## Job
Transcribe exactly the stretch of lines beginning at the one containing "Read all visible content and emit it as JSON." and closing with the last line of the entries below. Omit images.

## Available data
•••••

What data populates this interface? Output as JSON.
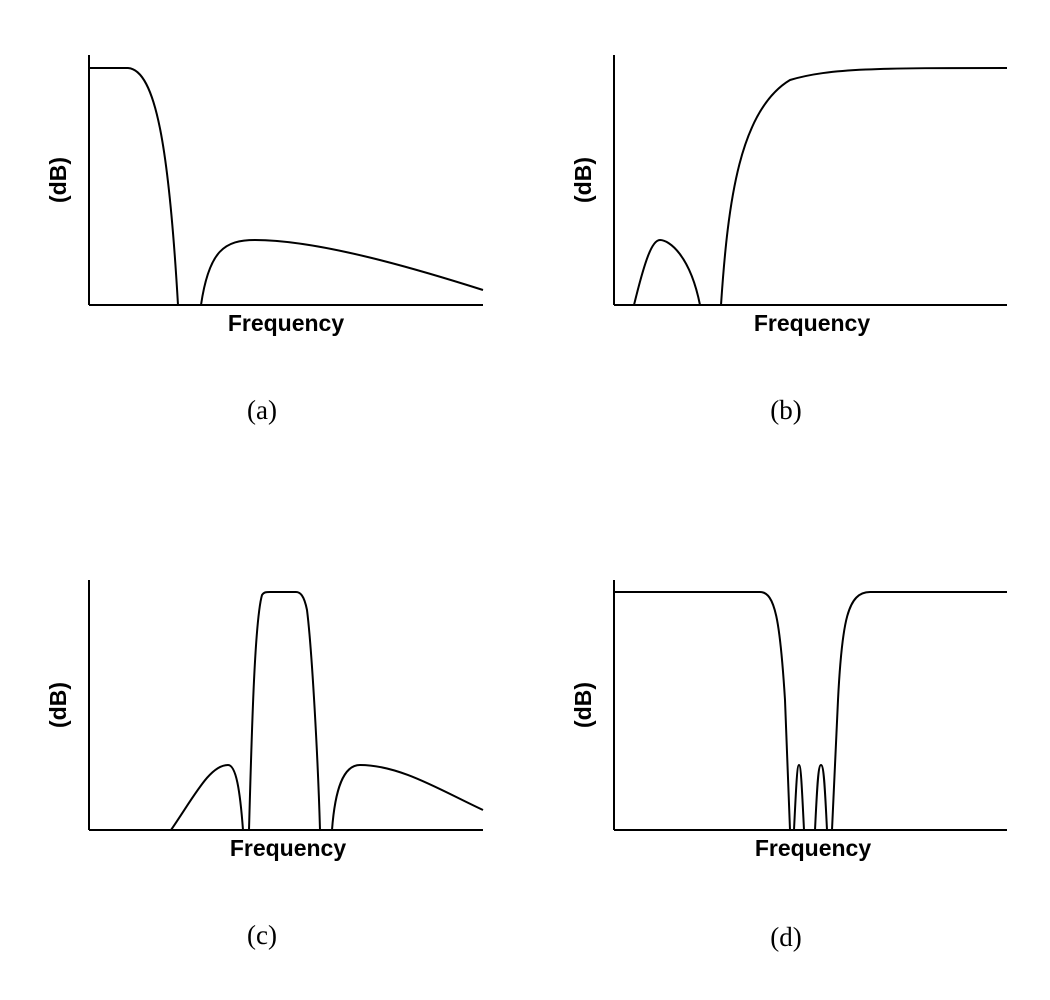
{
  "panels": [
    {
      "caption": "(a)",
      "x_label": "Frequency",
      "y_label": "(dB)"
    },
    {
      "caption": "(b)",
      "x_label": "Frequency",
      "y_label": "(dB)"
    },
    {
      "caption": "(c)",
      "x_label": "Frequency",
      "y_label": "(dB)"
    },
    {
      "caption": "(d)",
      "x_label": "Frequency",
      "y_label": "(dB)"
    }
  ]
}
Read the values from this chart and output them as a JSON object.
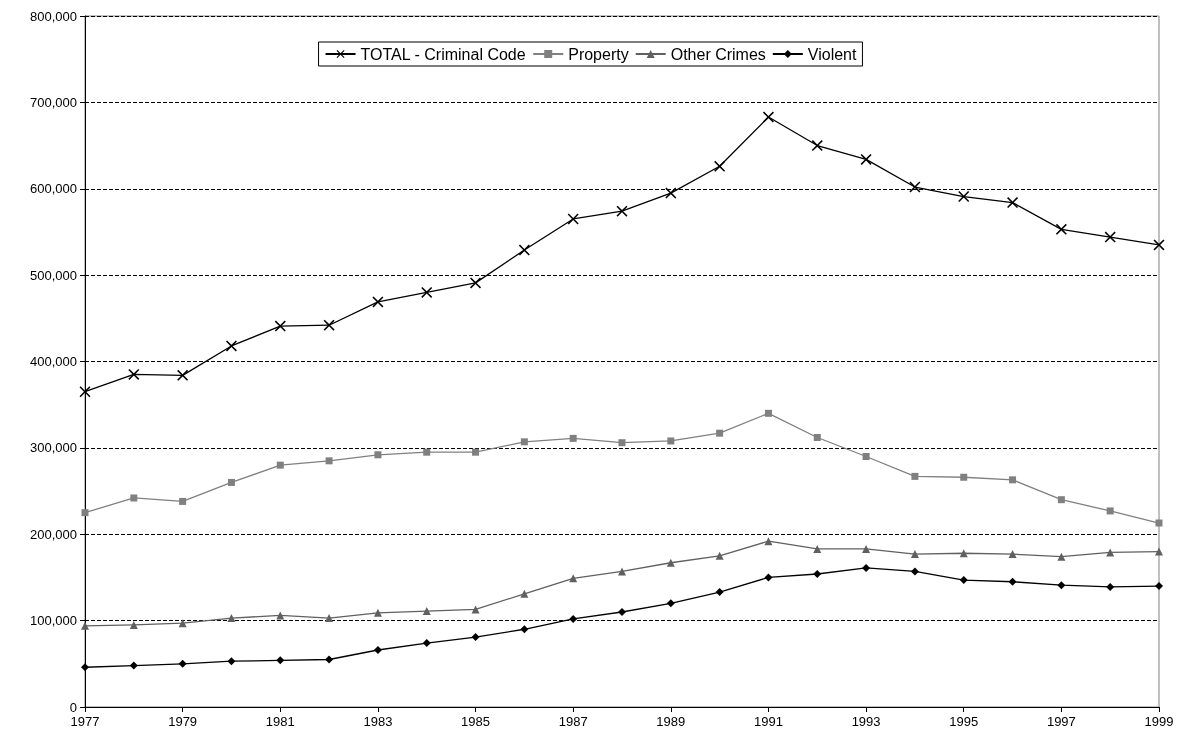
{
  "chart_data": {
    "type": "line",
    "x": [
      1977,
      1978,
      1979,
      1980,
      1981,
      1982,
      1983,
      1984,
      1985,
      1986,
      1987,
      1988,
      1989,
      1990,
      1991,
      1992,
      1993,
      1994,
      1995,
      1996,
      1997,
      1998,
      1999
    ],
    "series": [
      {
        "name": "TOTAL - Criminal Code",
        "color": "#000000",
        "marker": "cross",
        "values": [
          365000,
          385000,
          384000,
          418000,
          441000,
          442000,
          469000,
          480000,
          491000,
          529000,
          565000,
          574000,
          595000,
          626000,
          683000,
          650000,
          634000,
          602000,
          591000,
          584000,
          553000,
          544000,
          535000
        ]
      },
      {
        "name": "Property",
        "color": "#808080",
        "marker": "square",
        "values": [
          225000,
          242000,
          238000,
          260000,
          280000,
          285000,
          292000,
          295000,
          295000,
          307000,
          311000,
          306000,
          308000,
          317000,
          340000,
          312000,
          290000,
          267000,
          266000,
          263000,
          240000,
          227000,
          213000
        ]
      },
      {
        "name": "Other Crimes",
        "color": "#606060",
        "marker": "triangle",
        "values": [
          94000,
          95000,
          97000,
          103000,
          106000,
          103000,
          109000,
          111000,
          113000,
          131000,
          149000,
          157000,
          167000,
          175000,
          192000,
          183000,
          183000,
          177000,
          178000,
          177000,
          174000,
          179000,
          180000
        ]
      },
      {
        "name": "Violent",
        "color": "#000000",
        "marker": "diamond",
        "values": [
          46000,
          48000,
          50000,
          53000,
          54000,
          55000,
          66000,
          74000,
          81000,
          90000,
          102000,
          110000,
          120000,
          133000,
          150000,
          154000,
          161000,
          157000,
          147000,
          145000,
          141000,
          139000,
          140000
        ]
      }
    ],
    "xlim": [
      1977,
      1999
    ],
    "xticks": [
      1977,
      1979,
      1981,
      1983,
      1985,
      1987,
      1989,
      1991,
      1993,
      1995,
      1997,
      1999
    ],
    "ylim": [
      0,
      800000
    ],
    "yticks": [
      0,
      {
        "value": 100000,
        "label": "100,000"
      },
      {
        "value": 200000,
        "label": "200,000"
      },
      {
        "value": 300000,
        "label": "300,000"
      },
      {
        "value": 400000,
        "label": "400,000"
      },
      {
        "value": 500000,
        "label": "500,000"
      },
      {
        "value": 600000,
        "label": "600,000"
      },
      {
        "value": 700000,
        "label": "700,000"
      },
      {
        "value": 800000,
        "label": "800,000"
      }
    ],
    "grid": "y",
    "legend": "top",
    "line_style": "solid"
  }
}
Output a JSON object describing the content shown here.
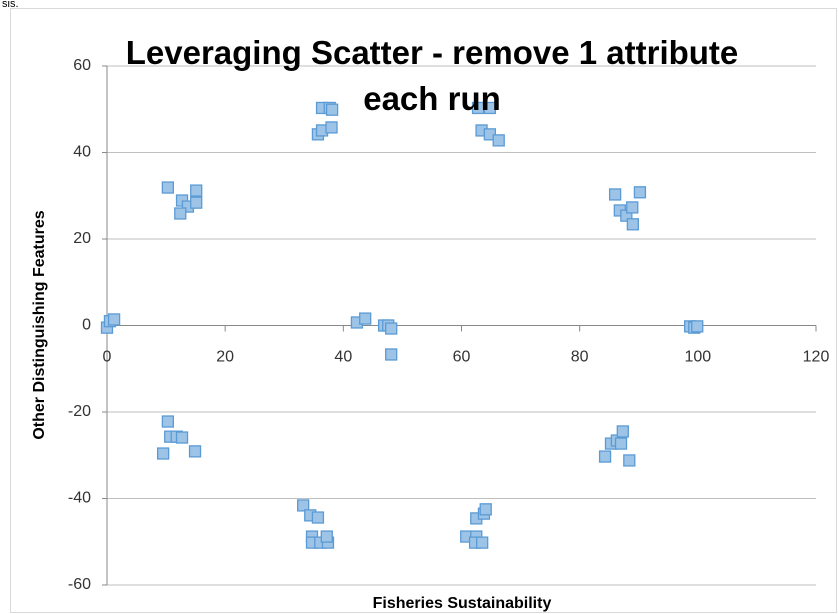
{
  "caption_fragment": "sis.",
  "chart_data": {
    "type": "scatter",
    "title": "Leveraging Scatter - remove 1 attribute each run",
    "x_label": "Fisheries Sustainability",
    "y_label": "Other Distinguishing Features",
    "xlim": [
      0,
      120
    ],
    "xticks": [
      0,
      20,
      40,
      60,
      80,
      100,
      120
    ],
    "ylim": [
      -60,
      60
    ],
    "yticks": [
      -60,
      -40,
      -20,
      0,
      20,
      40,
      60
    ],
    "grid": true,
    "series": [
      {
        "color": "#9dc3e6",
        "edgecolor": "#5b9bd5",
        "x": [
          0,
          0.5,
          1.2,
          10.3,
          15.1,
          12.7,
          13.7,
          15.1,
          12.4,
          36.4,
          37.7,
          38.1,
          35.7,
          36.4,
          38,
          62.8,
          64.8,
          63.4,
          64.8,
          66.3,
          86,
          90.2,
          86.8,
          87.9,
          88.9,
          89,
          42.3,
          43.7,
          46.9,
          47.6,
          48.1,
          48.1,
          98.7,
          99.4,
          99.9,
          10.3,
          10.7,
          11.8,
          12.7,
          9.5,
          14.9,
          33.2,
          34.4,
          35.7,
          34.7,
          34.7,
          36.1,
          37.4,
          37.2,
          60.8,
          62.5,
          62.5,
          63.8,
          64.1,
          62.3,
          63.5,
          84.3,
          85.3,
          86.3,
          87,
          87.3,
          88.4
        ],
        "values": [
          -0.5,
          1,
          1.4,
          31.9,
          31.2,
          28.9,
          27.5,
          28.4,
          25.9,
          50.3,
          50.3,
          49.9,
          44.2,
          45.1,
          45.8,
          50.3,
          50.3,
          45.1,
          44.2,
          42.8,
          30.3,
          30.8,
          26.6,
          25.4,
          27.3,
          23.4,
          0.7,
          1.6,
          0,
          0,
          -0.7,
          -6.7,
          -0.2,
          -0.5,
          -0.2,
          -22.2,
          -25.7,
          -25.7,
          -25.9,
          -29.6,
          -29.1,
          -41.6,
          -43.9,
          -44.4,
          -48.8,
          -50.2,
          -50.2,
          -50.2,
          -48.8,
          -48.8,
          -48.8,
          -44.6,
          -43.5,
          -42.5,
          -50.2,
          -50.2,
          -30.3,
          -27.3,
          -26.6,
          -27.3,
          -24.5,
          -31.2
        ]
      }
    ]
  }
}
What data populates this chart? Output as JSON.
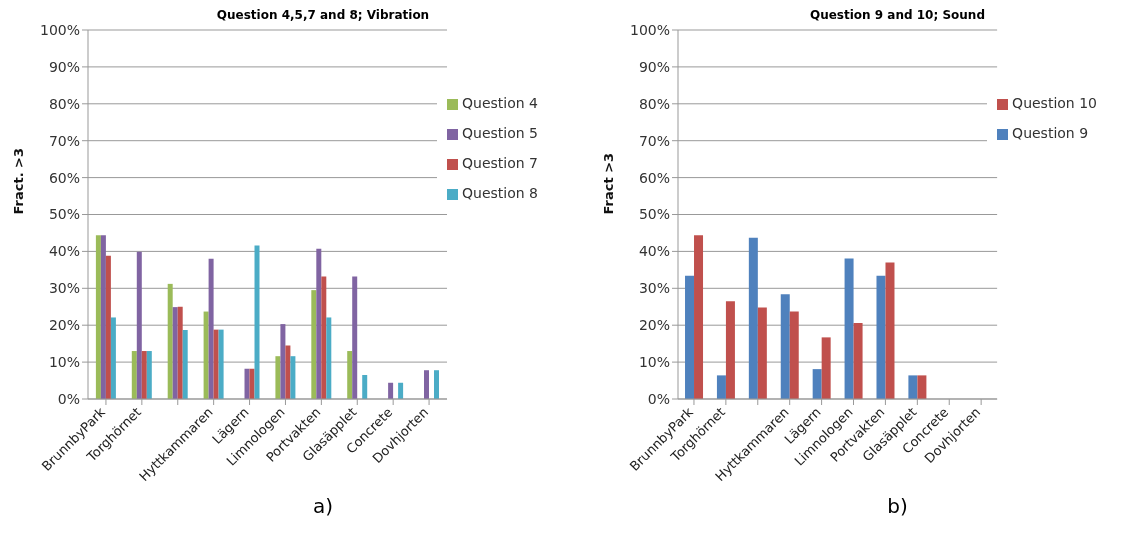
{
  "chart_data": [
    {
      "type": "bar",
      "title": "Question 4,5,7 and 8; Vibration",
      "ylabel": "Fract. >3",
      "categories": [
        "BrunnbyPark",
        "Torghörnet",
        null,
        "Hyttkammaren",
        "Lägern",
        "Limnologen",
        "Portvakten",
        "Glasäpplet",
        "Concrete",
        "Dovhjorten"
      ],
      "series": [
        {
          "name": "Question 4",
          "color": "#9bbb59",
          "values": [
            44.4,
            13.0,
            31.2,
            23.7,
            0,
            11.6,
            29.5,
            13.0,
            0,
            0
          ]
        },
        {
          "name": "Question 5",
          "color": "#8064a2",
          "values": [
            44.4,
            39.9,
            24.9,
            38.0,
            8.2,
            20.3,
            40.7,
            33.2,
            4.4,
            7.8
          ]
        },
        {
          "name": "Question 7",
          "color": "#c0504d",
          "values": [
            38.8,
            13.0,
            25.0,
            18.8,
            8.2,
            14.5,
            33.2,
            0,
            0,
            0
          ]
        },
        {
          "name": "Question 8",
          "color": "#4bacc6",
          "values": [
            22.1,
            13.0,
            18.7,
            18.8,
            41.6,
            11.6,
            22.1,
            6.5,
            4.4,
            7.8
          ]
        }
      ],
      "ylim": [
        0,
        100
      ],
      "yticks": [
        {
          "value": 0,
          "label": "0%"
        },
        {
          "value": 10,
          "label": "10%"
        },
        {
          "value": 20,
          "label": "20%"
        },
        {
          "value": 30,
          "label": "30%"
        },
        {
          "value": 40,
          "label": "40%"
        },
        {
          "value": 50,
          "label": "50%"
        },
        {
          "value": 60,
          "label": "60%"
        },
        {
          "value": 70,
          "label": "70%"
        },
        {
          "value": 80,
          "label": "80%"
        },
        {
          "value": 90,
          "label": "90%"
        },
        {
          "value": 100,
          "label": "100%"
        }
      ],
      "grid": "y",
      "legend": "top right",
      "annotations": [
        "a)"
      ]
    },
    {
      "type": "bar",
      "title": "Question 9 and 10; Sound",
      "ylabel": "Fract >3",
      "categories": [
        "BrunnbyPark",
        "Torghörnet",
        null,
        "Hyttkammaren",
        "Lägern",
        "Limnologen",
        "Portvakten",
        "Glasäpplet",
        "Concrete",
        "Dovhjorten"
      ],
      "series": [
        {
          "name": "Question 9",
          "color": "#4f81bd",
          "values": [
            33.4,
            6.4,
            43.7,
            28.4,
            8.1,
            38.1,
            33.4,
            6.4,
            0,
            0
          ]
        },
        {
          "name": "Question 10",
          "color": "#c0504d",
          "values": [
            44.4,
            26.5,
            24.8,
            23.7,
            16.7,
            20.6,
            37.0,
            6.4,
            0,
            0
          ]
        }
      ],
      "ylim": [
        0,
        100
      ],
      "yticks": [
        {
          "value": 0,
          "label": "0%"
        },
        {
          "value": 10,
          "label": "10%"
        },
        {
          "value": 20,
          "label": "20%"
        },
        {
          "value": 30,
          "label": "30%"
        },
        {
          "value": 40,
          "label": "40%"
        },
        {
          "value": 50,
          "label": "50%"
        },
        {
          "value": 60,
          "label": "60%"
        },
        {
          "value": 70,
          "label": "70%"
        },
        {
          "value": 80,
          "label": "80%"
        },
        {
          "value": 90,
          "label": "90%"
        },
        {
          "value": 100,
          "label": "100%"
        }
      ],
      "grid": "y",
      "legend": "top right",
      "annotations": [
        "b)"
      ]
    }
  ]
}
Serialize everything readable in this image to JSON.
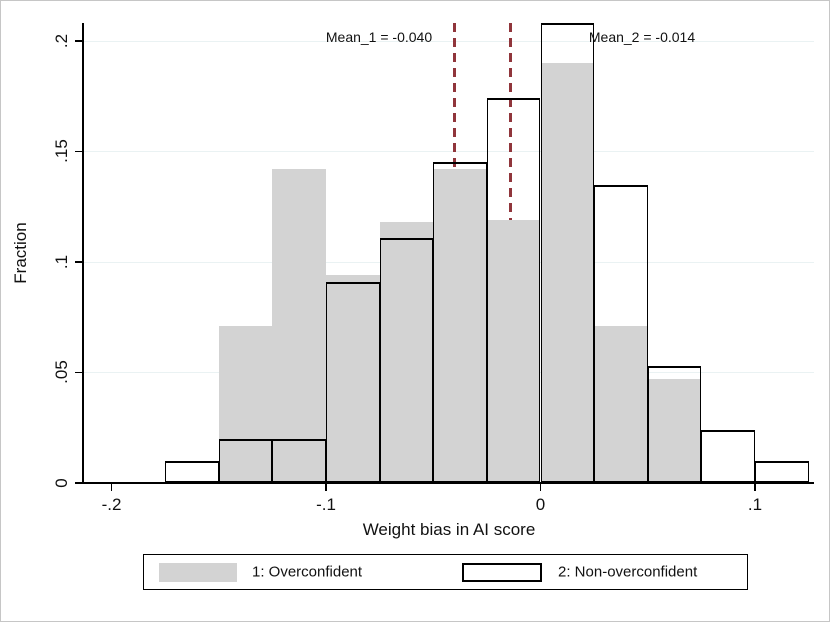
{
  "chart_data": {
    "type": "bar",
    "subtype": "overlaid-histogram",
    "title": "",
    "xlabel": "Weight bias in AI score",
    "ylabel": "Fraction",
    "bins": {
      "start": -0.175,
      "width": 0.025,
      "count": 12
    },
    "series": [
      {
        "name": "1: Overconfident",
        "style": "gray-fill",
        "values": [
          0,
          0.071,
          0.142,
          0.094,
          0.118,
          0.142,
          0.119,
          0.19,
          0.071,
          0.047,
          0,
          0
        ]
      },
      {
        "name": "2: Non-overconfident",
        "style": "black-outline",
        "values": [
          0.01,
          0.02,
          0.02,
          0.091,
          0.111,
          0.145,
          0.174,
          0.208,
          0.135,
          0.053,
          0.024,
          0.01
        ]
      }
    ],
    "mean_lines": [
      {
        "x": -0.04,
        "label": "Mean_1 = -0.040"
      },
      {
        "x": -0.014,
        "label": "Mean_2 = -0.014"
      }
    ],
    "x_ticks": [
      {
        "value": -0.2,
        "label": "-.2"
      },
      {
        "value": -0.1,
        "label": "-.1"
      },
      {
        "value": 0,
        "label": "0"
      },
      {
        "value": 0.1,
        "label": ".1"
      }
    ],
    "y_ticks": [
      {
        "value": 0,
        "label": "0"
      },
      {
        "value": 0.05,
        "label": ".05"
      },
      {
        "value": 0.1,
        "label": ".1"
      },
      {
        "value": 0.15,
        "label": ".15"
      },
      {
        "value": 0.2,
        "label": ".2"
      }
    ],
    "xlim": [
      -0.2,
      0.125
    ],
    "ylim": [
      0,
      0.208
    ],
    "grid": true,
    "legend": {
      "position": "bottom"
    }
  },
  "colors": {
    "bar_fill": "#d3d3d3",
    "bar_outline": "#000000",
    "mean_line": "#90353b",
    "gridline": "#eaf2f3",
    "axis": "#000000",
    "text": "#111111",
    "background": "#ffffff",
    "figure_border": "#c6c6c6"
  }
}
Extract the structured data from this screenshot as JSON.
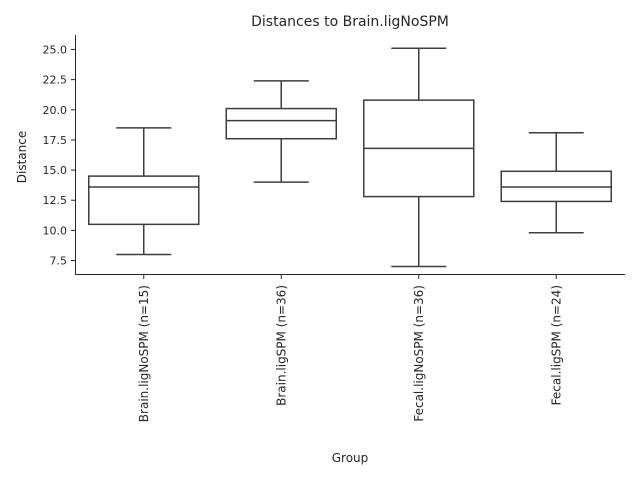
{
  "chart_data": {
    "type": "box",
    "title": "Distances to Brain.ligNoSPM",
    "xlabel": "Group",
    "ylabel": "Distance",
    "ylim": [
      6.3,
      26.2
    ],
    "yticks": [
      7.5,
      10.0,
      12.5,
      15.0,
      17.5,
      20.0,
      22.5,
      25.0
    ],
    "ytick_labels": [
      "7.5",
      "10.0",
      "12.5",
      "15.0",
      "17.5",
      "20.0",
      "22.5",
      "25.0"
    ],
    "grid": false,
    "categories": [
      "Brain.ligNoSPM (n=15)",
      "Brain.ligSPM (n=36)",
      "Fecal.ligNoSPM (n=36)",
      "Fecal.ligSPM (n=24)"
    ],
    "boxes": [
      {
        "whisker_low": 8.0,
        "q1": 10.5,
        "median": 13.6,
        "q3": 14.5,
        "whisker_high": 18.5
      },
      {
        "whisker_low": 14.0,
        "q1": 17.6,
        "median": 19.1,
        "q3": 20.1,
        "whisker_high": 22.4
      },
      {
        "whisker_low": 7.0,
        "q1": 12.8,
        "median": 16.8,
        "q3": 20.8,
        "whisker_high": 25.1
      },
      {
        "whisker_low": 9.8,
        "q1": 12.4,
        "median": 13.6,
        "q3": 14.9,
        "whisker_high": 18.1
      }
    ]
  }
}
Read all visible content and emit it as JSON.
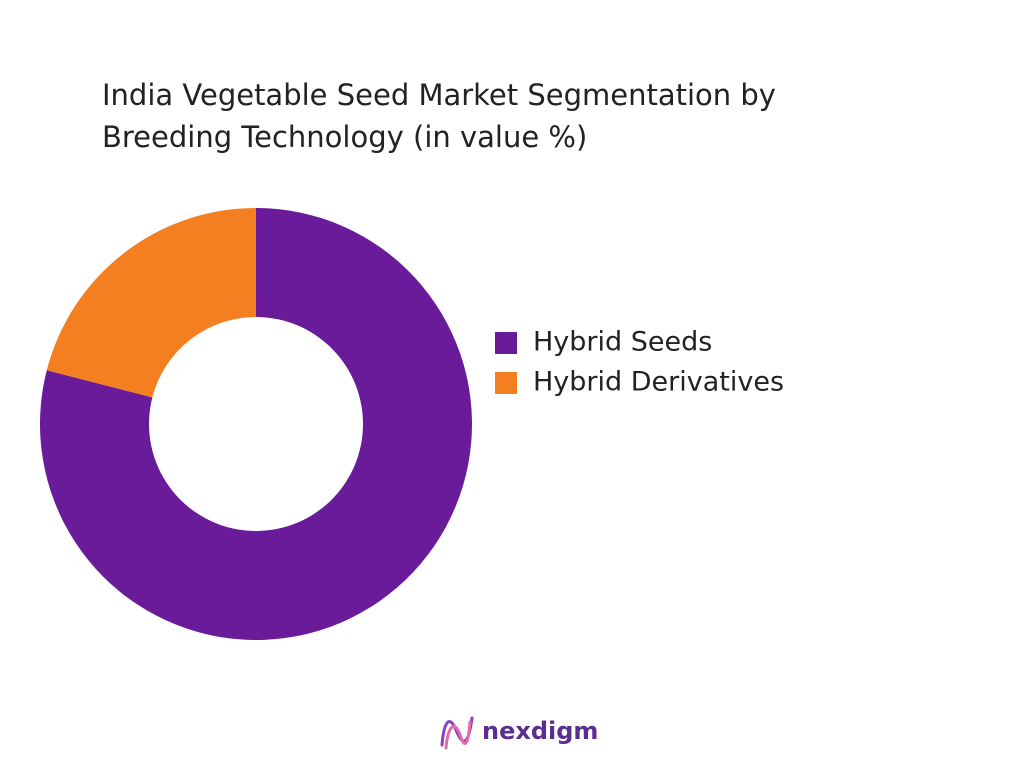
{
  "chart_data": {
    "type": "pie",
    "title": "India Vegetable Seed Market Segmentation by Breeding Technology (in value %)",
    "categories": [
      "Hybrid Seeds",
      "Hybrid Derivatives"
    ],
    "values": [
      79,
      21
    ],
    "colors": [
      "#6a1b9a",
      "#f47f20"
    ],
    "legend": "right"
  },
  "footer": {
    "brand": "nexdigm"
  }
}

•••••

## Answer to this problem
Read all visible content and emit it as JSON.
{
  "chart_data": {
    "type": "pie",
    "title": "India Vegetable Seed Market Segmentation by Breeding Technology (in value %)",
    "categories": [
      "Hybrid Seeds",
      "Hybrid Derivatives"
    ],
    "values": [
      79,
      21
    ],
    "colors": [
      "#6a1b9a",
      "#f47f20"
    ],
    "legend": "right"
  },
  "footer": {
    "brand": "nexdigm"
  }
}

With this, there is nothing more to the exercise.